▶ **Requirement**
Can you transcribe every record below exactly as it appears?
::::
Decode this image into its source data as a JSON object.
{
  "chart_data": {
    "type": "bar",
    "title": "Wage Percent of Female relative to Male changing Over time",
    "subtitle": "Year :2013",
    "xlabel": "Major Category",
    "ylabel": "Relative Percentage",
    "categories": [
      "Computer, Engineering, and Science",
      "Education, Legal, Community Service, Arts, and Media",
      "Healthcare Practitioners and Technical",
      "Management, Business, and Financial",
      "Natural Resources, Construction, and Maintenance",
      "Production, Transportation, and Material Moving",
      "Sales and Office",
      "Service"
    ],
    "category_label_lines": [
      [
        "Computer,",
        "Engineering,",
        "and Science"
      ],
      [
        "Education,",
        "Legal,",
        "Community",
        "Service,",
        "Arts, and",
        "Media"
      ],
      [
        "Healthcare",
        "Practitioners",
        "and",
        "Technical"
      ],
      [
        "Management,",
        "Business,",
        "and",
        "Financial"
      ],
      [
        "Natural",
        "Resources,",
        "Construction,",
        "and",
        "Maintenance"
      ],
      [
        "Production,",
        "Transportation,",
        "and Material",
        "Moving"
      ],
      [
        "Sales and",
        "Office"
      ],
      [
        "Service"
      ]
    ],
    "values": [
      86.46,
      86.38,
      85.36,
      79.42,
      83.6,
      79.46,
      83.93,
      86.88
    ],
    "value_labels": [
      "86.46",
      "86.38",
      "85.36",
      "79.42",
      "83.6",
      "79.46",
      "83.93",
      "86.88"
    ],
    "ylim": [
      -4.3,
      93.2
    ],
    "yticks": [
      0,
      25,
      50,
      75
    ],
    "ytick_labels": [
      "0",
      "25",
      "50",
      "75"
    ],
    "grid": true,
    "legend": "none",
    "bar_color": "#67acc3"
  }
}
::::
▶ **Output of the task**
Decode this image into its source data as a JSON object.
{
  "chart_data": {
    "type": "bar",
    "title": "Wage Percent of Female relative to Male changing Over time",
    "subtitle": "Year :2013",
    "xlabel": "Major Category",
    "ylabel": "Relative Percentage",
    "categories": [
      "Computer, Engineering, and Science",
      "Education, Legal, Community Service, Arts, and Media",
      "Healthcare Practitioners and Technical",
      "Management, Business, and Financial",
      "Natural Resources, Construction, and Maintenance",
      "Production, Transportation, and Material Moving",
      "Sales and Office",
      "Service"
    ],
    "category_label_lines": [
      [
        "Computer,",
        "Engineering,",
        "and Science"
      ],
      [
        "Education,",
        "Legal,",
        "Community",
        "Service,",
        "Arts, and",
        "Media"
      ],
      [
        "Healthcare",
        "Practitioners",
        "and",
        "Technical"
      ],
      [
        "Management,",
        "Business,",
        "and",
        "Financial"
      ],
      [
        "Natural",
        "Resources,",
        "Construction,",
        "and",
        "Maintenance"
      ],
      [
        "Production,",
        "Transportation,",
        "and Material",
        "Moving"
      ],
      [
        "Sales and",
        "Office"
      ],
      [
        "Service"
      ]
    ],
    "values": [
      86.46,
      86.38,
      85.36,
      79.42,
      83.6,
      79.46,
      83.93,
      86.88
    ],
    "value_labels": [
      "86.46",
      "86.38",
      "85.36",
      "79.42",
      "83.6",
      "79.46",
      "83.93",
      "86.88"
    ],
    "ylim": [
      -4.3,
      93.2
    ],
    "yticks": [
      0,
      25,
      50,
      75
    ],
    "ytick_labels": [
      "0",
      "25",
      "50",
      "75"
    ],
    "grid": true,
    "legend": "none",
    "bar_color": "#67acc3"
  }
}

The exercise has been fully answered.